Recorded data
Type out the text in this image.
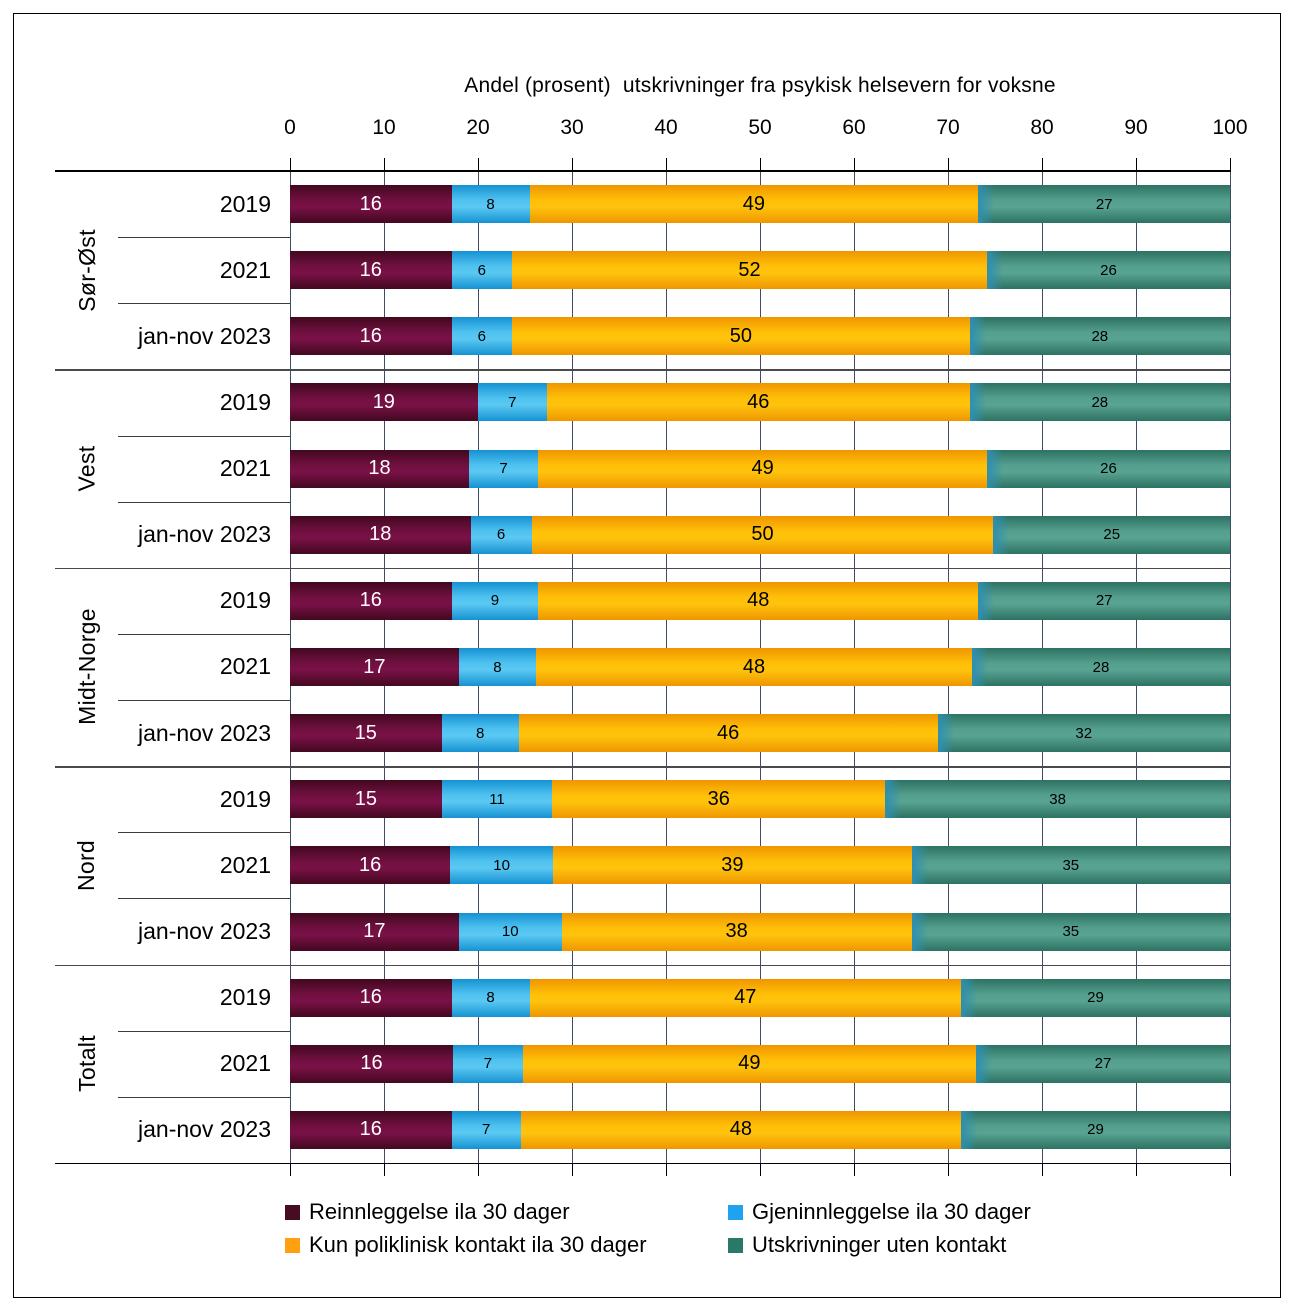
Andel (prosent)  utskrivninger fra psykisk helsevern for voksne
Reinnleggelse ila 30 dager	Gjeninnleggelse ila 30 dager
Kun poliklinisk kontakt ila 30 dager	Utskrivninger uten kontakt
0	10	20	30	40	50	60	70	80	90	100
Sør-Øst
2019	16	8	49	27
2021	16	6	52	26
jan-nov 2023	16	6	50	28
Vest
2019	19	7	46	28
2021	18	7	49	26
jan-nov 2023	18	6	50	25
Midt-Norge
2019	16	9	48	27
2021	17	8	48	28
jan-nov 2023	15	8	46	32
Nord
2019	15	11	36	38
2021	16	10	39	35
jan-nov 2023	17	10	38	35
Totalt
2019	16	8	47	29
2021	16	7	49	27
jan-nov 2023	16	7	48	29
---
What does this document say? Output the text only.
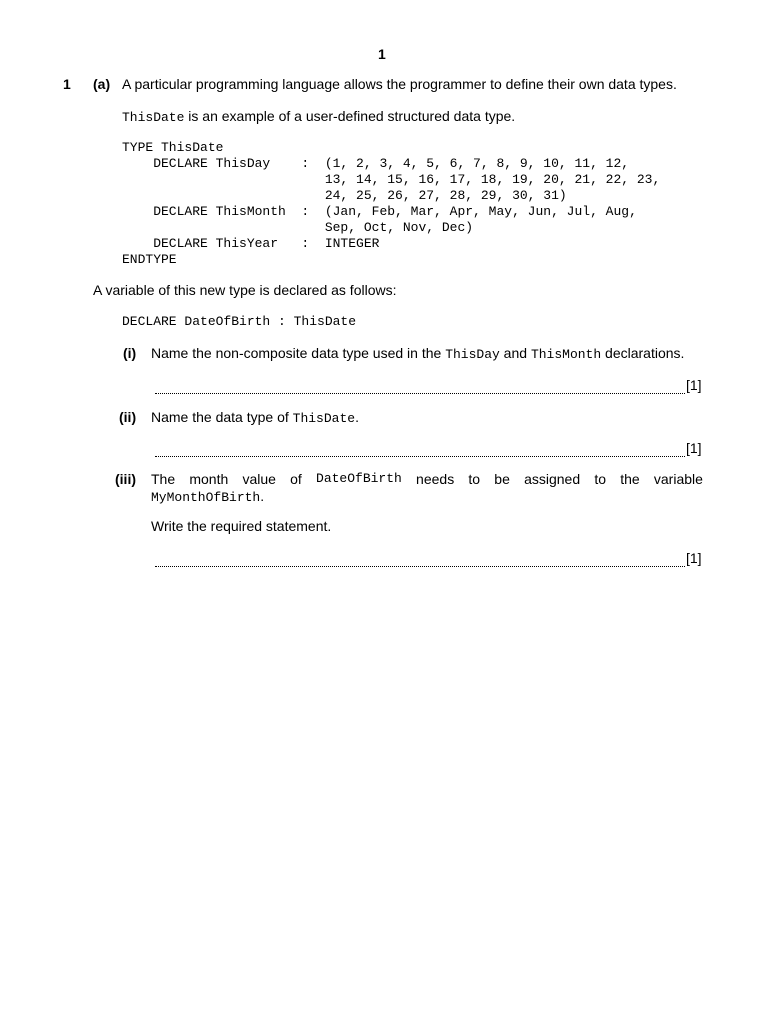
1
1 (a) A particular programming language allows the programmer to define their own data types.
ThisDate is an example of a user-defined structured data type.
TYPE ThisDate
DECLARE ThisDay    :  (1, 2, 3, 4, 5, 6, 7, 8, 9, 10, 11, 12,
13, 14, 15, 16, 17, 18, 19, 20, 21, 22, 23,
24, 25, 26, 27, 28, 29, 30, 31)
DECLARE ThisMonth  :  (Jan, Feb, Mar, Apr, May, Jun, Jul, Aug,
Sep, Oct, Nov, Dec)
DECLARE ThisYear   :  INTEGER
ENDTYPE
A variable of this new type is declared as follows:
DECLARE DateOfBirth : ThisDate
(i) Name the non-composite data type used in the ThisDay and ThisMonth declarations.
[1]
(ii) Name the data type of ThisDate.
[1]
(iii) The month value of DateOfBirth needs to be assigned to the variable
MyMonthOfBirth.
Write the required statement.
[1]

Instructions for the task
How many lines in the records hold the string "text"? Reply with the number alone.

Worked solution
2